> _Task requirements_: Take the records underneath and set them down exactly.

Rows from a dataset
## START

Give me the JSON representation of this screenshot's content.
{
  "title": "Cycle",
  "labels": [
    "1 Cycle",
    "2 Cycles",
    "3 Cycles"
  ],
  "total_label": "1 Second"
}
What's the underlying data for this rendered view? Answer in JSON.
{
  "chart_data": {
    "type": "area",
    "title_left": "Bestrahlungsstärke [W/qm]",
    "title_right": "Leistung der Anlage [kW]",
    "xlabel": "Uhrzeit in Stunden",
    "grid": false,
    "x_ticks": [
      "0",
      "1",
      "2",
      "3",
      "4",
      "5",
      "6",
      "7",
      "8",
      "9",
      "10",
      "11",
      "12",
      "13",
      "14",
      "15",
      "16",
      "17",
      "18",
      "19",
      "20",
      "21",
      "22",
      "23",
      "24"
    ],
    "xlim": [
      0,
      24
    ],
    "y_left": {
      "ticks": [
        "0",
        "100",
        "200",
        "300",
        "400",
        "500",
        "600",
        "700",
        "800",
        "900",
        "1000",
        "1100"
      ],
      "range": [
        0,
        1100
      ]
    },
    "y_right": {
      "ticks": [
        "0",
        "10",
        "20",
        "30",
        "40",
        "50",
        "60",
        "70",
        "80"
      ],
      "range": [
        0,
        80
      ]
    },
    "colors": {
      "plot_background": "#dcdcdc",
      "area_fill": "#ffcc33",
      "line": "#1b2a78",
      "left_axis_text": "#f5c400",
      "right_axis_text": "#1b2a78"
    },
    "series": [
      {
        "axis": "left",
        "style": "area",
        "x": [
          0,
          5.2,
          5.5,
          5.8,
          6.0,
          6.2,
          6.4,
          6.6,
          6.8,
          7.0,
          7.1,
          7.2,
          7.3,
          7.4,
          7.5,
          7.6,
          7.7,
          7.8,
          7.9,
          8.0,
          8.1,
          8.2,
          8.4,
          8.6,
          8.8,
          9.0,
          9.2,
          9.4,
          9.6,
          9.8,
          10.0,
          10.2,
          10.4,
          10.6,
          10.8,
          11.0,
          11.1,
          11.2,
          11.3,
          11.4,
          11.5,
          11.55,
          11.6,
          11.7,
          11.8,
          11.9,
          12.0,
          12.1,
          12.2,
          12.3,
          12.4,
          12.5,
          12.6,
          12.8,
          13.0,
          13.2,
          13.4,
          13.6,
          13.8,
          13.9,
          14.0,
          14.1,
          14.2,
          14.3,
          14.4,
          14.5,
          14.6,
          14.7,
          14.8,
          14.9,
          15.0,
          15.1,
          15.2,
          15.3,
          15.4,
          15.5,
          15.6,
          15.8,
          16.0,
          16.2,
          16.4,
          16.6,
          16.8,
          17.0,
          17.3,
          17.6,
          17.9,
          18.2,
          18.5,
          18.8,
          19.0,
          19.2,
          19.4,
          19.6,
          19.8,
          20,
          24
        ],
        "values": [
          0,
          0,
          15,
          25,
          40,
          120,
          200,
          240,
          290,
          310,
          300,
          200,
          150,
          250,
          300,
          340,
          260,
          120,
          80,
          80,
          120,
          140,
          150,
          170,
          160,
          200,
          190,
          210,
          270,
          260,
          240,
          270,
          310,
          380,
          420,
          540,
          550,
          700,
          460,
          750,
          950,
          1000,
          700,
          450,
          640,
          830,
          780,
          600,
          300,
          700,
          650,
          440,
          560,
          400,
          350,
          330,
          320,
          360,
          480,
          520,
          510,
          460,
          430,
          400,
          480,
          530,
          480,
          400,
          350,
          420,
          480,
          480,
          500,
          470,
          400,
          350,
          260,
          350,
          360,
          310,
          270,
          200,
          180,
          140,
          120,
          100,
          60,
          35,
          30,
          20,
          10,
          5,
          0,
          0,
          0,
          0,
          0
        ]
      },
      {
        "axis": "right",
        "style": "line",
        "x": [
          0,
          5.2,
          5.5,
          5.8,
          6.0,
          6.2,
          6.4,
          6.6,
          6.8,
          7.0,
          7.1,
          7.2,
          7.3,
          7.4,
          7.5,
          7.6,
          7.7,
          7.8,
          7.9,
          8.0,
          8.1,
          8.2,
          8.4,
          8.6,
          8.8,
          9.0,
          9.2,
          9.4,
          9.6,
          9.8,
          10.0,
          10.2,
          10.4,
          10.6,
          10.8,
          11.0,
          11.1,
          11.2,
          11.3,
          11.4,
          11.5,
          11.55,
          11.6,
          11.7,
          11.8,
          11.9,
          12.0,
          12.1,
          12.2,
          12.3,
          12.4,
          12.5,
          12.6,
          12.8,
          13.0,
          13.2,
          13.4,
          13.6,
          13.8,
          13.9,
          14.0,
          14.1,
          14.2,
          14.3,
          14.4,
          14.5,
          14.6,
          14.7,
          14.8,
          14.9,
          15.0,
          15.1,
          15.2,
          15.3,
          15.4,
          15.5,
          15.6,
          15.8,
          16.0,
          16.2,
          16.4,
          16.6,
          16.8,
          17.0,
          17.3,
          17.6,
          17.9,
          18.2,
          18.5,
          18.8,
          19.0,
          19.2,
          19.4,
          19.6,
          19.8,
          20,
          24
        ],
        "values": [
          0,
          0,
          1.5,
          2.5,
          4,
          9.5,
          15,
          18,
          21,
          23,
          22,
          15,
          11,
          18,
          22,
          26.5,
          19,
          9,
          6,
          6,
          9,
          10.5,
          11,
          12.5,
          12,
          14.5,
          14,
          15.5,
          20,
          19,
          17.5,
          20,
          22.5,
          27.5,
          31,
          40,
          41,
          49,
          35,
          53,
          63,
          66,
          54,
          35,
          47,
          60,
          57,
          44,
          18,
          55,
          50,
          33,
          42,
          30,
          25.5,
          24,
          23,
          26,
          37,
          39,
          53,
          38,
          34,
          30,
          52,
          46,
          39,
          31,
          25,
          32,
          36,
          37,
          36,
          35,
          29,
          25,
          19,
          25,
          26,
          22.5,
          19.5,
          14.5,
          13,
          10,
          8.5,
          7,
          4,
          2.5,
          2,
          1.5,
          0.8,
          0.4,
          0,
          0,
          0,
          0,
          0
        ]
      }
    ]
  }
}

## END

> _Answer to this problem_:
Give me the JSON representation of this screenshot's content.
{
  "title": "Cycle",
  "labels": [
    "1 Cycle",
    "2 Cycles",
    "3 Cycles"
  ],
  "total_label": "1 Second"
}
What's the underlying data for this rendered view? Answer in JSON.
{
  "chart_data": {
    "type": "area",
    "title_left": "Bestrahlungsstärke [W/qm]",
    "title_right": "Leistung der Anlage [kW]",
    "xlabel": "Uhrzeit in Stunden",
    "grid": false,
    "x_ticks": [
      "0",
      "1",
      "2",
      "3",
      "4",
      "5",
      "6",
      "7",
      "8",
      "9",
      "10",
      "11",
      "12",
      "13",
      "14",
      "15",
      "16",
      "17",
      "18",
      "19",
      "20",
      "21",
      "22",
      "23",
      "24"
    ],
    "xlim": [
      0,
      24
    ],
    "y_left": {
      "ticks": [
        "0",
        "100",
        "200",
        "300",
        "400",
        "500",
        "600",
        "700",
        "800",
        "900",
        "1000",
        "1100"
      ],
      "range": [
        0,
        1100
      ]
    },
    "y_right": {
      "ticks": [
        "0",
        "10",
        "20",
        "30",
        "40",
        "50",
        "60",
        "70",
        "80"
      ],
      "range": [
        0,
        80
      ]
    },
    "colors": {
      "plot_background": "#dcdcdc",
      "area_fill": "#ffcc33",
      "line": "#1b2a78",
      "left_axis_text": "#f5c400",
      "right_axis_text": "#1b2a78"
    },
    "series": [
      {
        "axis": "left",
        "style": "area",
        "x": [
          0,
          5.2,
          5.5,
          5.8,
          6.0,
          6.2,
          6.4,
          6.6,
          6.8,
          7.0,
          7.1,
          7.2,
          7.3,
          7.4,
          7.5,
          7.6,
          7.7,
          7.8,
          7.9,
          8.0,
          8.1,
          8.2,
          8.4,
          8.6,
          8.8,
          9.0,
          9.2,
          9.4,
          9.6,
          9.8,
          10.0,
          10.2,
          10.4,
          10.6,
          10.8,
          11.0,
          11.1,
          11.2,
          11.3,
          11.4,
          11.5,
          11.55,
          11.6,
          11.7,
          11.8,
          11.9,
          12.0,
          12.1,
          12.2,
          12.3,
          12.4,
          12.5,
          12.6,
          12.8,
          13.0,
          13.2,
          13.4,
          13.6,
          13.8,
          13.9,
          14.0,
          14.1,
          14.2,
          14.3,
          14.4,
          14.5,
          14.6,
          14.7,
          14.8,
          14.9,
          15.0,
          15.1,
          15.2,
          15.3,
          15.4,
          15.5,
          15.6,
          15.8,
          16.0,
          16.2,
          16.4,
          16.6,
          16.8,
          17.0,
          17.3,
          17.6,
          17.9,
          18.2,
          18.5,
          18.8,
          19.0,
          19.2,
          19.4,
          19.6,
          19.8,
          20,
          24
        ],
        "values": [
          0,
          0,
          15,
          25,
          40,
          120,
          200,
          240,
          290,
          310,
          300,
          200,
          150,
          250,
          300,
          340,
          260,
          120,
          80,
          80,
          120,
          140,
          150,
          170,
          160,
          200,
          190,
          210,
          270,
          260,
          240,
          270,
          310,
          380,
          420,
          540,
          550,
          700,
          460,
          750,
          950,
          1000,
          700,
          450,
          640,
          830,
          780,
          600,
          300,
          700,
          650,
          440,
          560,
          400,
          350,
          330,
          320,
          360,
          480,
          520,
          510,
          460,
          430,
          400,
          480,
          530,
          480,
          400,
          350,
          420,
          480,
          480,
          500,
          470,
          400,
          350,
          260,
          350,
          360,
          310,
          270,
          200,
          180,
          140,
          120,
          100,
          60,
          35,
          30,
          20,
          10,
          5,
          0,
          0,
          0,
          0,
          0
        ]
      },
      {
        "axis": "right",
        "style": "line",
        "x": [
          0,
          5.2,
          5.5,
          5.8,
          6.0,
          6.2,
          6.4,
          6.6,
          6.8,
          7.0,
          7.1,
          7.2,
          7.3,
          7.4,
          7.5,
          7.6,
          7.7,
          7.8,
          7.9,
          8.0,
          8.1,
          8.2,
          8.4,
          8.6,
          8.8,
          9.0,
          9.2,
          9.4,
          9.6,
          9.8,
          10.0,
          10.2,
          10.4,
          10.6,
          10.8,
          11.0,
          11.1,
          11.2,
          11.3,
          11.4,
          11.5,
          11.55,
          11.6,
          11.7,
          11.8,
          11.9,
          12.0,
          12.1,
          12.2,
          12.3,
          12.4,
          12.5,
          12.6,
          12.8,
          13.0,
          13.2,
          13.4,
          13.6,
          13.8,
          13.9,
          14.0,
          14.1,
          14.2,
          14.3,
          14.4,
          14.5,
          14.6,
          14.7,
          14.8,
          14.9,
          15.0,
          15.1,
          15.2,
          15.3,
          15.4,
          15.5,
          15.6,
          15.8,
          16.0,
          16.2,
          16.4,
          16.6,
          16.8,
          17.0,
          17.3,
          17.6,
          17.9,
          18.2,
          18.5,
          18.8,
          19.0,
          19.2,
          19.4,
          19.6,
          19.8,
          20,
          24
        ],
        "values": [
          0,
          0,
          1.5,
          2.5,
          4,
          9.5,
          15,
          18,
          21,
          23,
          22,
          15,
          11,
          18,
          22,
          26.5,
          19,
          9,
          6,
          6,
          9,
          10.5,
          11,
          12.5,
          12,
          14.5,
          14,
          15.5,
          20,
          19,
          17.5,
          20,
          22.5,
          27.5,
          31,
          40,
          41,
          49,
          35,
          53,
          63,
          66,
          54,
          35,
          47,
          60,
          57,
          44,
          18,
          55,
          50,
          33,
          42,
          30,
          25.5,
          24,
          23,
          26,
          37,
          39,
          53,
          38,
          34,
          30,
          52,
          46,
          39,
          31,
          25,
          32,
          36,
          37,
          36,
          35,
          29,
          25,
          19,
          25,
          26,
          22.5,
          19.5,
          14.5,
          13,
          10,
          8.5,
          7,
          4,
          2.5,
          2,
          1.5,
          0.8,
          0.4,
          0,
          0,
          0,
          0,
          0
        ]
      }
    ]
  }
}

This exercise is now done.